Written instruction: Reproduce all the lines below exactly and omit the images.
[begin Source material]
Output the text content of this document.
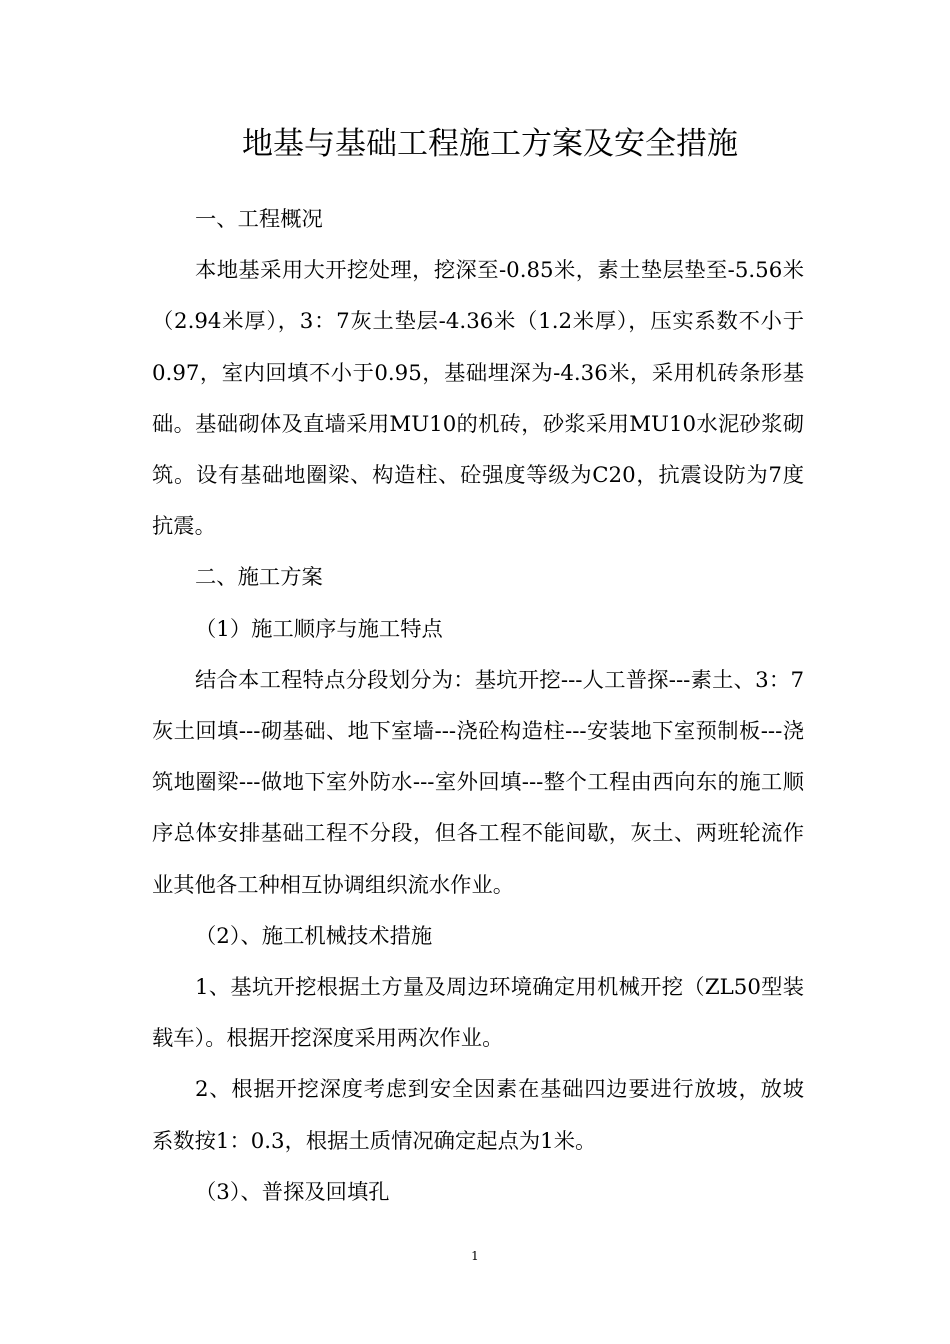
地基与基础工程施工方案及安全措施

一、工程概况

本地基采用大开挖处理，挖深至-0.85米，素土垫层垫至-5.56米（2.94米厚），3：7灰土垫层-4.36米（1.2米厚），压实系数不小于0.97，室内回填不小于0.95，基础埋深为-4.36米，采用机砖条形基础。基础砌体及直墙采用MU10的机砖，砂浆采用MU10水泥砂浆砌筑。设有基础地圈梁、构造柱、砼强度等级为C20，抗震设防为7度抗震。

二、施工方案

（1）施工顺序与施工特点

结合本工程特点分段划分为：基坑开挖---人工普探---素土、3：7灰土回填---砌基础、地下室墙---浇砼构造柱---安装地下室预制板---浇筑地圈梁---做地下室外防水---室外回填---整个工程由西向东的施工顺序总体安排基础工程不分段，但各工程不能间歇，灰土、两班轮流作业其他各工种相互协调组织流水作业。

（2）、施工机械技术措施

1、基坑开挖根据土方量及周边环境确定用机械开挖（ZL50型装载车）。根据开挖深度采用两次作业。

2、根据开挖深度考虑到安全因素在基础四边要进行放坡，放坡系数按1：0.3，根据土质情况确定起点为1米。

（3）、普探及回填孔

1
[end Source material]
The solution:
Output the text content of this document.
地基与基础工程施工方案及安全措施

一、工程概况

本地基采用大开挖处理，挖深至-0.85米，素土垫层垫至-5.56米（2.94米厚），3：7灰土垫层-4.36米（1.2米厚），压实系数不小于0.97，室内回填不小于0.95，基础埋深为-4.36米，采用机砖条形基础。基础砌体及直墙采用MU10的机砖，砂浆采用MU10水泥砂浆砌筑。设有基础地圈梁、构造柱、砼强度等级为C20，抗震设防为7度抗震。

二、施工方案

（1）施工顺序与施工特点

结合本工程特点分段划分为：基坑开挖---人工普探---素土、3：7灰土回填---砌基础、地下室墙---浇砼构造柱---安装地下室预制板---浇筑地圈梁---做地下室外防水---室外回填---整个工程由西向东的施工顺序总体安排基础工程不分段，但各工程不能间歇，灰土、两班轮流作业其他各工种相互协调组织流水作业。

（2）、施工机械技术措施

1、基坑开挖根据土方量及周边环境确定用机械开挖（ZL50型装载车）。根据开挖深度采用两次作业。

2、根据开挖深度考虑到安全因素在基础四边要进行放坡，放坡系数按1：0.3，根据土质情况确定起点为1米。

（3）、普探及回填孔

1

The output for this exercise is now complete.